#### [Your task]
Write out the whole listing, matching it exactly.
======== Data to process ========
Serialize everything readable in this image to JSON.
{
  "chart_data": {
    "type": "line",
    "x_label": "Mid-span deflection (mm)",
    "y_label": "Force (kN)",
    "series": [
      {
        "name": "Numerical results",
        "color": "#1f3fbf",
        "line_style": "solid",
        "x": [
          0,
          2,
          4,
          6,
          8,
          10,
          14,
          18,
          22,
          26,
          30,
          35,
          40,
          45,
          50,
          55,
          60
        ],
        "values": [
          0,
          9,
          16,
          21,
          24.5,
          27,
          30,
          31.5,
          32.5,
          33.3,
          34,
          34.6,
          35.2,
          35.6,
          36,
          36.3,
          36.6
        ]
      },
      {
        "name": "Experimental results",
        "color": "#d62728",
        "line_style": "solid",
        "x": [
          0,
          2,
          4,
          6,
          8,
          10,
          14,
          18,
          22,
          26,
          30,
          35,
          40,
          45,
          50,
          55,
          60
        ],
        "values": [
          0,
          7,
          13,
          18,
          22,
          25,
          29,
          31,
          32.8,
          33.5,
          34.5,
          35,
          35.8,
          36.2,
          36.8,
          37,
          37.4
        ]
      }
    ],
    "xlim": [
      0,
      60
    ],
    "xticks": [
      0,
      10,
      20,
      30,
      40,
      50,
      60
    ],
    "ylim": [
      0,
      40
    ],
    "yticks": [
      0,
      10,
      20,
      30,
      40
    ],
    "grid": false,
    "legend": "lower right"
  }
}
========
#### [Output below]
Serialize everything readable in this image to JSON.
{
  "chart_data": {
    "type": "line",
    "x_label": "Mid-span deflection (mm)",
    "y_label": "Force (kN)",
    "series": [
      {
        "name": "Numerical results",
        "color": "#1f3fbf",
        "line_style": "solid",
        "x": [
          0,
          2,
          4,
          6,
          8,
          10,
          14,
          18,
          22,
          26,
          30,
          35,
          40,
          45,
          50,
          55,
          60
        ],
        "values": [
          0,
          9,
          16,
          21,
          24.5,
          27,
          30,
          31.5,
          32.5,
          33.3,
          34,
          34.6,
          35.2,
          35.6,
          36,
          36.3,
          36.6
        ]
      },
      {
        "name": "Experimental results",
        "color": "#d62728",
        "line_style": "solid",
        "x": [
          0,
          2,
          4,
          6,
          8,
          10,
          14,
          18,
          22,
          26,
          30,
          35,
          40,
          45,
          50,
          55,
          60
        ],
        "values": [
          0,
          7,
          13,
          18,
          22,
          25,
          29,
          31,
          32.8,
          33.5,
          34.5,
          35,
          35.8,
          36.2,
          36.8,
          37,
          37.4
        ]
      }
    ],
    "xlim": [
      0,
      60
    ],
    "xticks": [
      0,
      10,
      20,
      30,
      40,
      50,
      60
    ],
    "ylim": [
      0,
      40
    ],
    "yticks": [
      0,
      10,
      20,
      30,
      40
    ],
    "grid": false,
    "legend": "lower right"
  }
}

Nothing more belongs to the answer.